>>>>

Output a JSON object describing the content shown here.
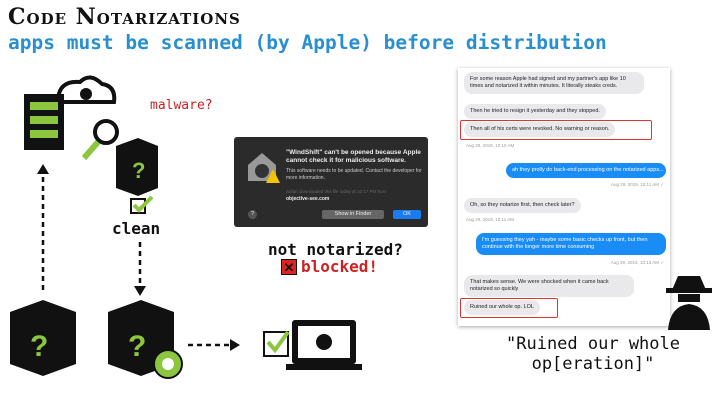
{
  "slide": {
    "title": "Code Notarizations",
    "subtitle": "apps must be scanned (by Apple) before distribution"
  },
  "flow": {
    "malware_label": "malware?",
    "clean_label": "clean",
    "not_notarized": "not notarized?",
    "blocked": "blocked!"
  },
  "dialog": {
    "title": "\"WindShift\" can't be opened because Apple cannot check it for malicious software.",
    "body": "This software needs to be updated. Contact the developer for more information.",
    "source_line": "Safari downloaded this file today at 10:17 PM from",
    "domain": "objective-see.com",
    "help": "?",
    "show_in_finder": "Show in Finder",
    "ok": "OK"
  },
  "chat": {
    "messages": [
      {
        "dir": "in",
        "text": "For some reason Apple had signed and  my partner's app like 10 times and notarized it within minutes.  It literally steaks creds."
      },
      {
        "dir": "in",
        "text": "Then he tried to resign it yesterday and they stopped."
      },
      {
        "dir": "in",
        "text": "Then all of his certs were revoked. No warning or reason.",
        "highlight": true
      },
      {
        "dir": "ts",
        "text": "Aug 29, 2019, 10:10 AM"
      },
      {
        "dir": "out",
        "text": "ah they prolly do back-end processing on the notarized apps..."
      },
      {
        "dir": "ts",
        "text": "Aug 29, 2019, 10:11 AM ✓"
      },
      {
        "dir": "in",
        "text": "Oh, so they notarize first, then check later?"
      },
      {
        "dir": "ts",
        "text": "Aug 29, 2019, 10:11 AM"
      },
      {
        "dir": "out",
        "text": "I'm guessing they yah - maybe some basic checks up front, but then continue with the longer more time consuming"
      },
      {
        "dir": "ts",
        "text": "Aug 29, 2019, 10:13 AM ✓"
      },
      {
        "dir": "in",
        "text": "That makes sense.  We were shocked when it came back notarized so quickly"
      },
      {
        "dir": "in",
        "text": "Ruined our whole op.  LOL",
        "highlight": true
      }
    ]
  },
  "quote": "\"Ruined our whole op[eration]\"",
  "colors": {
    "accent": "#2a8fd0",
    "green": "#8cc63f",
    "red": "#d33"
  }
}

<<<<

▶ Your goal: Pick out, from the lines above, every one that contains the string "Ruined".

▶ Answer to this exercise:
        "text": "Ruined our whole op.  LOL",
  "quote": "\"Ruined our whole op[eration]\"",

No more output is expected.